• What is needed
Below are some records. Copy every line in them that holds "subtitle".

(Dataset items)

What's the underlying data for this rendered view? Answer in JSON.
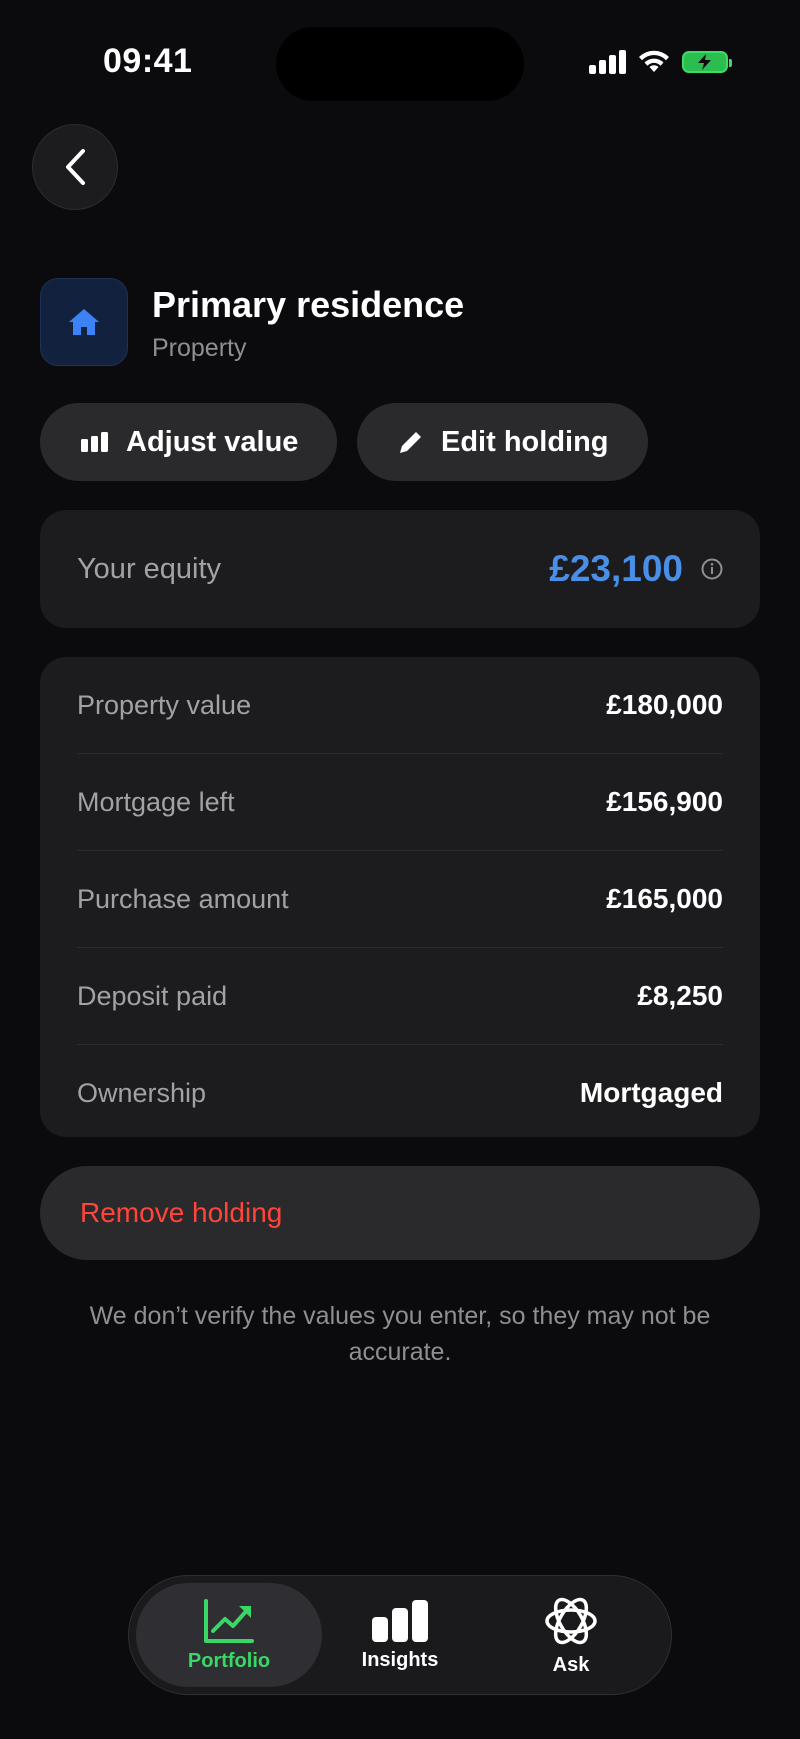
{
  "status": {
    "time": "09:41"
  },
  "header": {
    "title": "Primary residence",
    "subtitle": "Property"
  },
  "actions": {
    "adjust_label": "Adjust value",
    "edit_label": "Edit holding"
  },
  "equity": {
    "label": "Your equity",
    "value": "£23,100"
  },
  "details": [
    {
      "label": "Property value",
      "value": "£180,000"
    },
    {
      "label": "Mortgage left",
      "value": "£156,900"
    },
    {
      "label": "Purchase amount",
      "value": "£165,000"
    },
    {
      "label": "Deposit paid",
      "value": "£8,250"
    },
    {
      "label": "Ownership",
      "value": "Mortgaged"
    }
  ],
  "remove_label": "Remove holding",
  "disclaimer": "We don’t verify the values you enter, so they may not be accurate.",
  "tabs": [
    {
      "label": "Portfolio",
      "icon": "chart-trend-icon",
      "active": true
    },
    {
      "label": "Insights",
      "icon": "bar-chart-icon",
      "active": false
    },
    {
      "label": "Ask",
      "icon": "sparkle-orbit-icon",
      "active": false
    }
  ],
  "colors": {
    "accent_blue": "#4a8fe7",
    "accent_green": "#39d866",
    "danger_red": "#ff453a"
  }
}
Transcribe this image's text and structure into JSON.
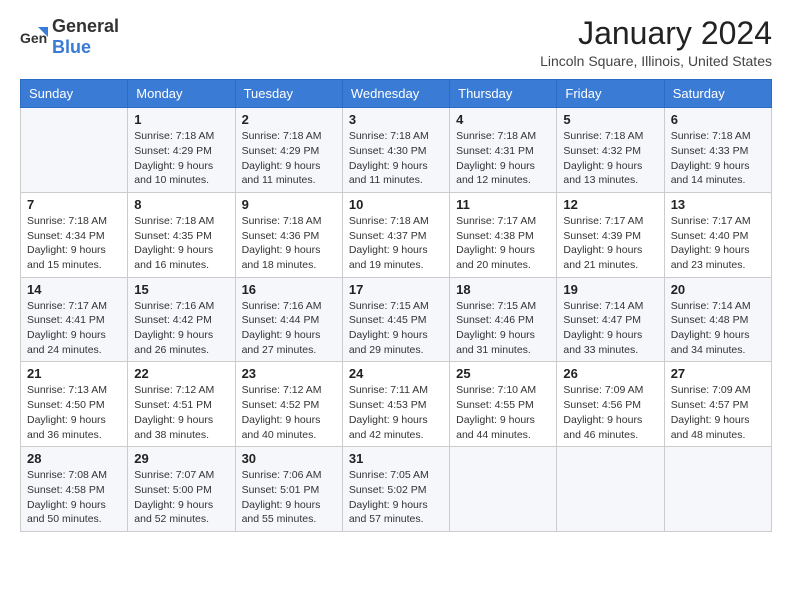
{
  "header": {
    "logo": {
      "general": "General",
      "blue": "Blue"
    },
    "title": "January 2024",
    "subtitle": "Lincoln Square, Illinois, United States"
  },
  "calendar": {
    "days_of_week": [
      "Sunday",
      "Monday",
      "Tuesday",
      "Wednesday",
      "Thursday",
      "Friday",
      "Saturday"
    ],
    "weeks": [
      [
        {
          "day": "",
          "info": ""
        },
        {
          "day": "1",
          "info": "Sunrise: 7:18 AM\nSunset: 4:29 PM\nDaylight: 9 hours and 10 minutes."
        },
        {
          "day": "2",
          "info": "Sunrise: 7:18 AM\nSunset: 4:29 PM\nDaylight: 9 hours and 11 minutes."
        },
        {
          "day": "3",
          "info": "Sunrise: 7:18 AM\nSunset: 4:30 PM\nDaylight: 9 hours and 11 minutes."
        },
        {
          "day": "4",
          "info": "Sunrise: 7:18 AM\nSunset: 4:31 PM\nDaylight: 9 hours and 12 minutes."
        },
        {
          "day": "5",
          "info": "Sunrise: 7:18 AM\nSunset: 4:32 PM\nDaylight: 9 hours and 13 minutes."
        },
        {
          "day": "6",
          "info": "Sunrise: 7:18 AM\nSunset: 4:33 PM\nDaylight: 9 hours and 14 minutes."
        }
      ],
      [
        {
          "day": "7",
          "info": "Sunrise: 7:18 AM\nSunset: 4:34 PM\nDaylight: 9 hours and 15 minutes."
        },
        {
          "day": "8",
          "info": "Sunrise: 7:18 AM\nSunset: 4:35 PM\nDaylight: 9 hours and 16 minutes."
        },
        {
          "day": "9",
          "info": "Sunrise: 7:18 AM\nSunset: 4:36 PM\nDaylight: 9 hours and 18 minutes."
        },
        {
          "day": "10",
          "info": "Sunrise: 7:18 AM\nSunset: 4:37 PM\nDaylight: 9 hours and 19 minutes."
        },
        {
          "day": "11",
          "info": "Sunrise: 7:17 AM\nSunset: 4:38 PM\nDaylight: 9 hours and 20 minutes."
        },
        {
          "day": "12",
          "info": "Sunrise: 7:17 AM\nSunset: 4:39 PM\nDaylight: 9 hours and 21 minutes."
        },
        {
          "day": "13",
          "info": "Sunrise: 7:17 AM\nSunset: 4:40 PM\nDaylight: 9 hours and 23 minutes."
        }
      ],
      [
        {
          "day": "14",
          "info": "Sunrise: 7:17 AM\nSunset: 4:41 PM\nDaylight: 9 hours and 24 minutes."
        },
        {
          "day": "15",
          "info": "Sunrise: 7:16 AM\nSunset: 4:42 PM\nDaylight: 9 hours and 26 minutes."
        },
        {
          "day": "16",
          "info": "Sunrise: 7:16 AM\nSunset: 4:44 PM\nDaylight: 9 hours and 27 minutes."
        },
        {
          "day": "17",
          "info": "Sunrise: 7:15 AM\nSunset: 4:45 PM\nDaylight: 9 hours and 29 minutes."
        },
        {
          "day": "18",
          "info": "Sunrise: 7:15 AM\nSunset: 4:46 PM\nDaylight: 9 hours and 31 minutes."
        },
        {
          "day": "19",
          "info": "Sunrise: 7:14 AM\nSunset: 4:47 PM\nDaylight: 9 hours and 33 minutes."
        },
        {
          "day": "20",
          "info": "Sunrise: 7:14 AM\nSunset: 4:48 PM\nDaylight: 9 hours and 34 minutes."
        }
      ],
      [
        {
          "day": "21",
          "info": "Sunrise: 7:13 AM\nSunset: 4:50 PM\nDaylight: 9 hours and 36 minutes."
        },
        {
          "day": "22",
          "info": "Sunrise: 7:12 AM\nSunset: 4:51 PM\nDaylight: 9 hours and 38 minutes."
        },
        {
          "day": "23",
          "info": "Sunrise: 7:12 AM\nSunset: 4:52 PM\nDaylight: 9 hours and 40 minutes."
        },
        {
          "day": "24",
          "info": "Sunrise: 7:11 AM\nSunset: 4:53 PM\nDaylight: 9 hours and 42 minutes."
        },
        {
          "day": "25",
          "info": "Sunrise: 7:10 AM\nSunset: 4:55 PM\nDaylight: 9 hours and 44 minutes."
        },
        {
          "day": "26",
          "info": "Sunrise: 7:09 AM\nSunset: 4:56 PM\nDaylight: 9 hours and 46 minutes."
        },
        {
          "day": "27",
          "info": "Sunrise: 7:09 AM\nSunset: 4:57 PM\nDaylight: 9 hours and 48 minutes."
        }
      ],
      [
        {
          "day": "28",
          "info": "Sunrise: 7:08 AM\nSunset: 4:58 PM\nDaylight: 9 hours and 50 minutes."
        },
        {
          "day": "29",
          "info": "Sunrise: 7:07 AM\nSunset: 5:00 PM\nDaylight: 9 hours and 52 minutes."
        },
        {
          "day": "30",
          "info": "Sunrise: 7:06 AM\nSunset: 5:01 PM\nDaylight: 9 hours and 55 minutes."
        },
        {
          "day": "31",
          "info": "Sunrise: 7:05 AM\nSunset: 5:02 PM\nDaylight: 9 hours and 57 minutes."
        },
        {
          "day": "",
          "info": ""
        },
        {
          "day": "",
          "info": ""
        },
        {
          "day": "",
          "info": ""
        }
      ]
    ]
  }
}
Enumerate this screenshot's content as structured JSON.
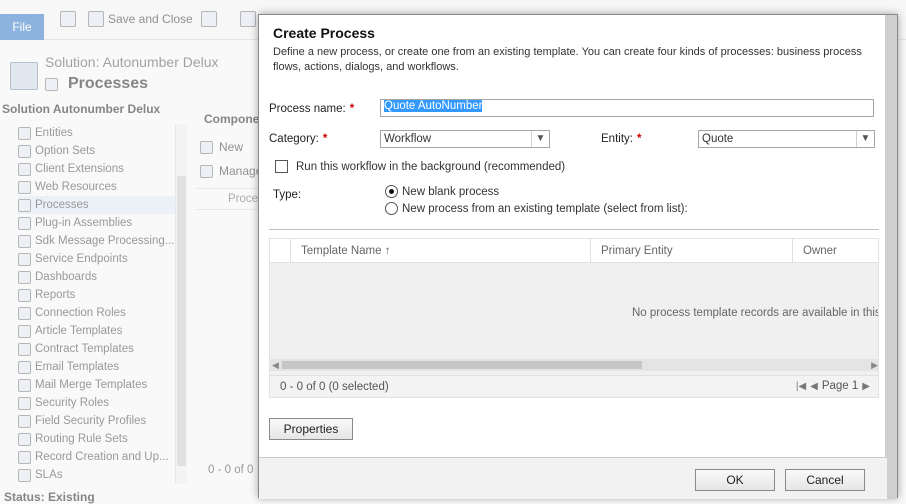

• Response
    "subtitle": "Property"
    "subtitle": "Lincoln Square, Illinois, United States"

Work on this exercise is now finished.